Exercise task — An exact copy of the records is required, minus the pictures they hold.

Material —

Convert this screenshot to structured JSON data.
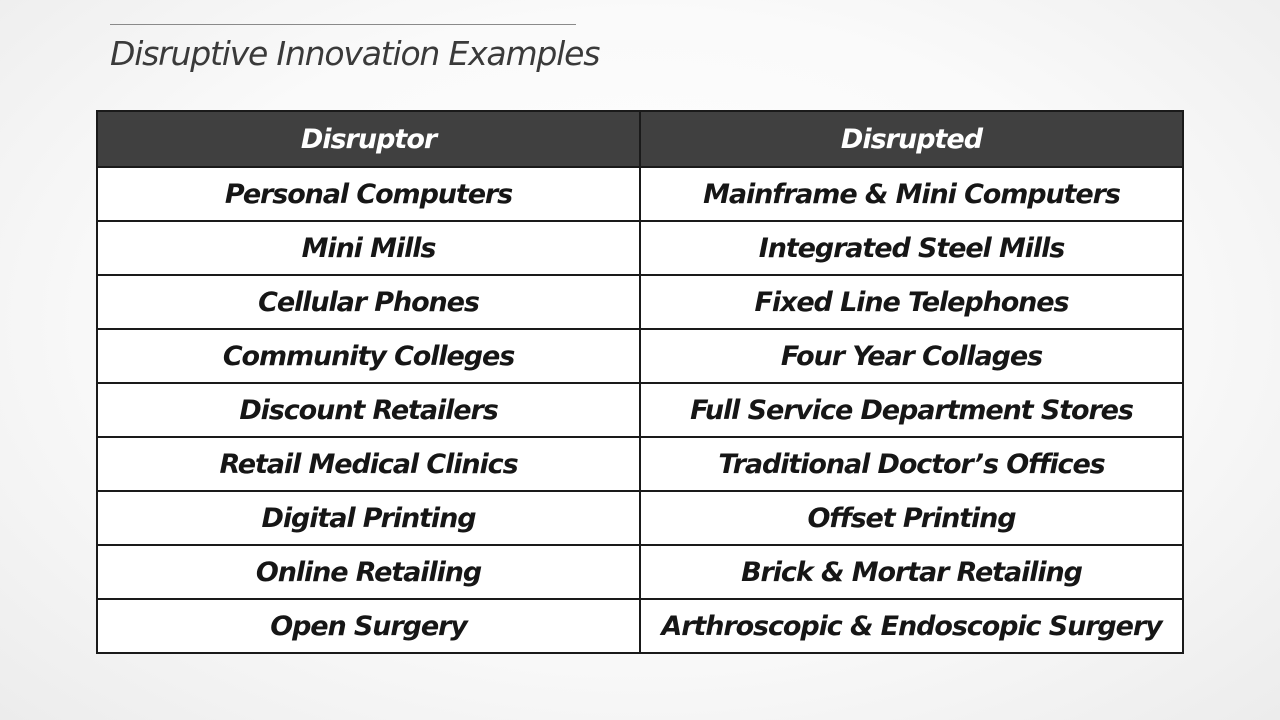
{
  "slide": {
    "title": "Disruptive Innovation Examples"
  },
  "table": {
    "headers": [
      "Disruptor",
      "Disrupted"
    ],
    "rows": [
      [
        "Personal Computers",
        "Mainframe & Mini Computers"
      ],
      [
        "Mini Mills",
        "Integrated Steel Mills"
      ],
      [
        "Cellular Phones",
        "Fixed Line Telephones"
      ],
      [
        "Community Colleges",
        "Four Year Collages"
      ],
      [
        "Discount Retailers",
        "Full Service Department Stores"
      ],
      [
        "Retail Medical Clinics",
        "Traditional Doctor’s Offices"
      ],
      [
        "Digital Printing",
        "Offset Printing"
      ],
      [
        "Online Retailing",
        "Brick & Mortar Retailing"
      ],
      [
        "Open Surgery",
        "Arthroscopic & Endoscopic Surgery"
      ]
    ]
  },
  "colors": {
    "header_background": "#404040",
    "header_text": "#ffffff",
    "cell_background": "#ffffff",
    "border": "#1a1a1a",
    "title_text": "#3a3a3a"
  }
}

Response to this task —
Convert this screenshot to structured JSON data.
{
  "slide": {
    "title": "Disruptive Innovation Examples"
  },
  "table": {
    "headers": [
      "Disruptor",
      "Disrupted"
    ],
    "rows": [
      [
        "Personal Computers",
        "Mainframe & Mini Computers"
      ],
      [
        "Mini Mills",
        "Integrated Steel Mills"
      ],
      [
        "Cellular Phones",
        "Fixed Line Telephones"
      ],
      [
        "Community Colleges",
        "Four Year Collages"
      ],
      [
        "Discount Retailers",
        "Full Service Department Stores"
      ],
      [
        "Retail Medical Clinics",
        "Traditional Doctor’s Offices"
      ],
      [
        "Digital Printing",
        "Offset Printing"
      ],
      [
        "Online Retailing",
        "Brick & Mortar Retailing"
      ],
      [
        "Open Surgery",
        "Arthroscopic & Endoscopic Surgery"
      ]
    ]
  },
  "colors": {
    "header_background": "#404040",
    "header_text": "#ffffff",
    "cell_background": "#ffffff",
    "border": "#1a1a1a",
    "title_text": "#3a3a3a"
  }
}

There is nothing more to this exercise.